:: Set exercise ::
Write out every entry precisely as given, leaving the pictures out.

:: Supplied information ::

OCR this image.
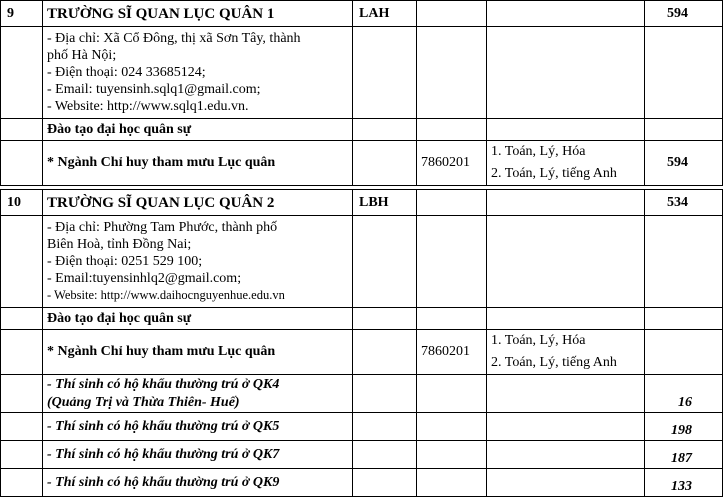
9	TRƯỜNG SĨ QUAN LỤC QUÂN 1	LAH			594

	- Địa chỉ: Xã Cổ Đông, thị xã Sơn Tây, thành
phố Hà Nội;
- Điện thoại: 024 33685124;
- Email: tuyensinh.sqlq1@gmail.com;
- Website: http://www.sqlq1.edu.vn.				

	Đào tạo đại học quân sự				
	* Ngành Chỉ huy tham mưu Lục quân		7860201	1. Toán, Lý, Hóa
2. Toán, Lý, tiếng Anh	594

10	TRƯỜNG SĨ QUAN LỤC QUÂN 2	LBH			534

	- Địa chỉ: Phường Tam Phước, thành phố
Biên Hoà, tỉnh Đồng Nai;
- Điện thoại: 0251 529 100;
- Email:tuyensinhlq2@gmail.com;
- Website: http://www.daihocnguyenhue.edu.vn				

	Đào tạo đại học quân sự				
	* Ngành Chỉ huy tham mưu Lục quân		7860201	1. Toán, Lý, Hóa
2. Toán, Lý, tiếng Anh	

	- Thí sinh có hộ khẩu thường trú ở QK4
(Quảng Trị và Thừa Thiên- Huế)				16
	- Thí sinh có hộ khẩu thường trú ở QK5				198
	- Thí sinh có hộ khẩu thường trú ở QK7				187
	- Thí sinh có hộ khẩu thường trú ở QK9				133
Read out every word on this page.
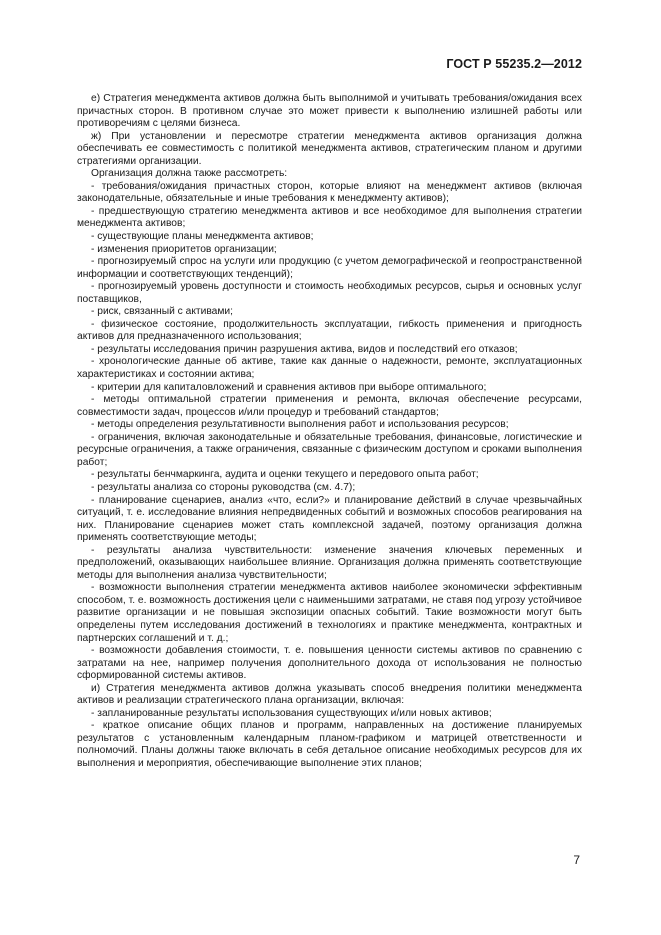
ГОСТ Р 55235.2—2012

е) Стратегия менеджмента активов должна быть выполнимой и учитывать требования/ожидания всех причастных сторон. В противном случае это может привести к выполнению излишней работы или противоречиям с целями бизнеса.

ж) При установлении и пересмотре стратегии менеджмента активов организация должна обеспечивать ее совместимость с политикой менеджмента активов, стратегическим планом и другими стратегиями организации.

Организация должна также рассмотреть:

- требования/ожидания причастных сторон, которые влияют на менеджмент активов (включая законодательные, обязательные и иные требования к менеджменту активов);

- предшествующую стратегию менеджмента активов и все необходимое для выполнения стратегии менеджмента активов;

- существующие планы менеджмента активов;

- изменения приоритетов организации;

- прогнозируемый спрос на услуги или продукцию (с учетом демографической и геопространственной информации и соответствующих тенденций);

- прогнозируемый уровень доступности и стоимость необходимых ресурсов, сырья и основных услуг поставщиков,

- риск, связанный с активами;

- физическое состояние, продолжительность эксплуатации, гибкость применения и пригодность активов для предназначенного использования;

- результаты исследования причин разрушения актива, видов и последствий его отказов;

- хронологические данные об активе, такие как данные о надежности, ремонте, эксплуатационных характеристиках и состоянии актива;

- критерии для капиталовложений и сравнения активов при выборе оптимального;

- методы оптимальной стратегии применения и ремонта, включая обеспечение ресурсами, совместимости задач, процессов и/или процедур и требований стандартов;

- методы определения результативности выполнения работ и использования ресурсов;

- ограничения, включая законодательные и обязательные требования, финансовые, логистические и ресурсные ограничения, а также ограничения, связанные с физическим доступом и сроками выполнения работ;

- результаты бенчмаркинга, аудита и оценки текущего и передового опыта работ;

- результаты анализа со стороны руководства (см. 4.7);

- планирование сценариев, анализ «что, если?» и планирование действий в случае чрезвычайных ситуаций, т. е. исследование влияния непредвиденных событий и возможных способов реагирования на них. Планирование сценариев может стать комплексной задачей, поэтому организация должна применять соответствующие методы;

- результаты анализа чувствительности: изменение значения ключевых переменных и предположений, оказывающих наибольшее влияние. Организация должна применять соответствующие методы для выполнения анализа чувствительности;

- возможности выполнения стратегии менеджмента активов наиболее экономически эффективным способом, т. е. возможность достижения цели с наименьшими затратами, не ставя под угрозу устойчивое развитие организации и не повышая экспозиции опасных событий. Такие возможности могут быть определены путем исследования достижений в технологиях и практике менеджмента, контрактных и партнерских соглашений и т. д.;

- возможности добавления стоимости, т. е. повышения ценности системы активов по сравнению с затратами на нее, например получения дополнительного дохода от использования не полностью сформированной системы активов.

и) Стратегия менеджмента активов должна указывать способ внедрения политики менеджмента активов и реализации стратегического плана организации, включая:

- запланированные результаты использования существующих и/или новых активов;

- краткое описание общих планов и программ, направленных на достижение планируемых результатов с установленным календарным планом-графиком и матрицей ответственности и полномочий. Планы должны также включать в себя детальное описание необходимых ресурсов для их выполнения и мероприятия, обеспечивающие выполнение этих планов;

7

:: Right answer ::
OCR this image.
9	TRƯỜNG SĨ QUAN LỤC QUÂN 1	LAH			594

	- Địa chỉ: Xã Cổ Đông, thị xã Sơn Tây, thành
phố Hà Nội;
- Điện thoại: 024 33685124;
- Email: tuyensinh.sqlq1@gmail.com;
- Website: http://www.sqlq1.edu.vn.				

	Đào tạo đại học quân sự				
	* Ngành Chỉ huy tham mưu Lục quân		7860201	1. Toán, Lý, Hóa
2. Toán, Lý, tiếng Anh	594

10	TRƯỜNG SĨ QUAN LỤC QUÂN 2	LBH			534

	- Địa chỉ: Phường Tam Phước, thành phố
Biên Hoà, tỉnh Đồng Nai;
- Điện thoại: 0251 529 100;
- Email:tuyensinhlq2@gmail.com;
- Website: http://www.daihocnguyenhue.edu.vn				

	Đào tạo đại học quân sự				
	* Ngành Chỉ huy tham mưu Lục quân		7860201	1. Toán, Lý, Hóa
2. Toán, Lý, tiếng Anh	

	- Thí sinh có hộ khẩu thường trú ở QK4
(Quảng Trị và Thừa Thiên- Huế)				16
	- Thí sinh có hộ khẩu thường trú ở QK5				198
	- Thí sinh có hộ khẩu thường trú ở QK7				187
	- Thí sinh có hộ khẩu thường trú ở QK9				133
Read out every word on this page.
ГОСТ Р 55235.2—2012

е) Стратегия менеджмента активов должна быть выполнимой и учитывать требования/ожидания всех причастных сторон. В противном случае это может привести к выполнению излишней работы или противоречиям с целями бизнеса.

ж) При установлении и пересмотре стратегии менеджмента активов организация должна обеспечивать ее совместимость с политикой менеджмента активов, стратегическим планом и другими стратегиями организации.

Организация должна также рассмотреть:

- требования/ожидания причастных сторон, которые влияют на менеджмент активов (включая законодательные, обязательные и иные требования к менеджменту активов);

- предшествующую стратегию менеджмента активов и все необходимое для выполнения стратегии менеджмента активов;

- существующие планы менеджмента активов;

- изменения приоритетов организации;

- прогнозируемый спрос на услуги или продукцию (с учетом демографической и геопространственной информации и соответствующих тенденций);

- прогнозируемый уровень доступности и стоимость необходимых ресурсов, сырья и основных услуг поставщиков,

- риск, связанный с активами;

- физическое состояние, продолжительность эксплуатации, гибкость применения и пригодность активов для предназначенного использования;

- результаты исследования причин разрушения актива, видов и последствий его отказов;

- хронологические данные об активе, такие как данные о надежности, ремонте, эксплуатационных характеристиках и состоянии актива;

- критерии для капиталовложений и сравнения активов при выборе оптимального;

- методы оптимальной стратегии применения и ремонта, включая обеспечение ресурсами, совместимости задач, процессов и/или процедур и требований стандартов;

- методы определения результативности выполнения работ и использования ресурсов;

- ограничения, включая законодательные и обязательные требования, финансовые, логистические и ресурсные ограничения, а также ограничения, связанные с физическим доступом и сроками выполнения работ;

- результаты бенчмаркинга, аудита и оценки текущего и передового опыта работ;

- результаты анализа со стороны руководства (см. 4.7);

- планирование сценариев, анализ «что, если?» и планирование действий в случае чрезвычайных ситуаций, т. е. исследование влияния непредвиденных событий и возможных способов реагирования на них. Планирование сценариев может стать комплексной задачей, поэтому организация должна применять соответствующие методы;

- результаты анализа чувствительности: изменение значения ключевых переменных и предположений, оказывающих наибольшее влияние. Организация должна применять соответствующие методы для выполнения анализа чувствительности;

- возможности выполнения стратегии менеджмента активов наиболее экономически эффективным способом, т. е. возможность достижения цели с наименьшими затратами, не ставя под угрозу устойчивое развитие организации и не повышая экспозиции опасных событий. Такие возможности могут быть определены путем исследования достижений в технологиях и практике менеджмента, контрактных и партнерских соглашений и т. д.;

- возможности добавления стоимости, т. е. повышения ценности системы активов по сравнению с затратами на нее, например получения дополнительного дохода от использования не полностью сформированной системы активов.

и) Стратегия менеджмента активов должна указывать способ внедрения политики менеджмента активов и реализации стратегического плана организации, включая:

- запланированные результаты использования существующих и/или новых активов;

- краткое описание общих планов и программ, направленных на достижение планируемых результатов с установленным календарным планом-графиком и матрицей ответственности и полномочий. Планы должны также включать в себя детальное описание необходимых ресурсов для их выполнения и мероприятия, обеспечивающие выполнение этих планов;

7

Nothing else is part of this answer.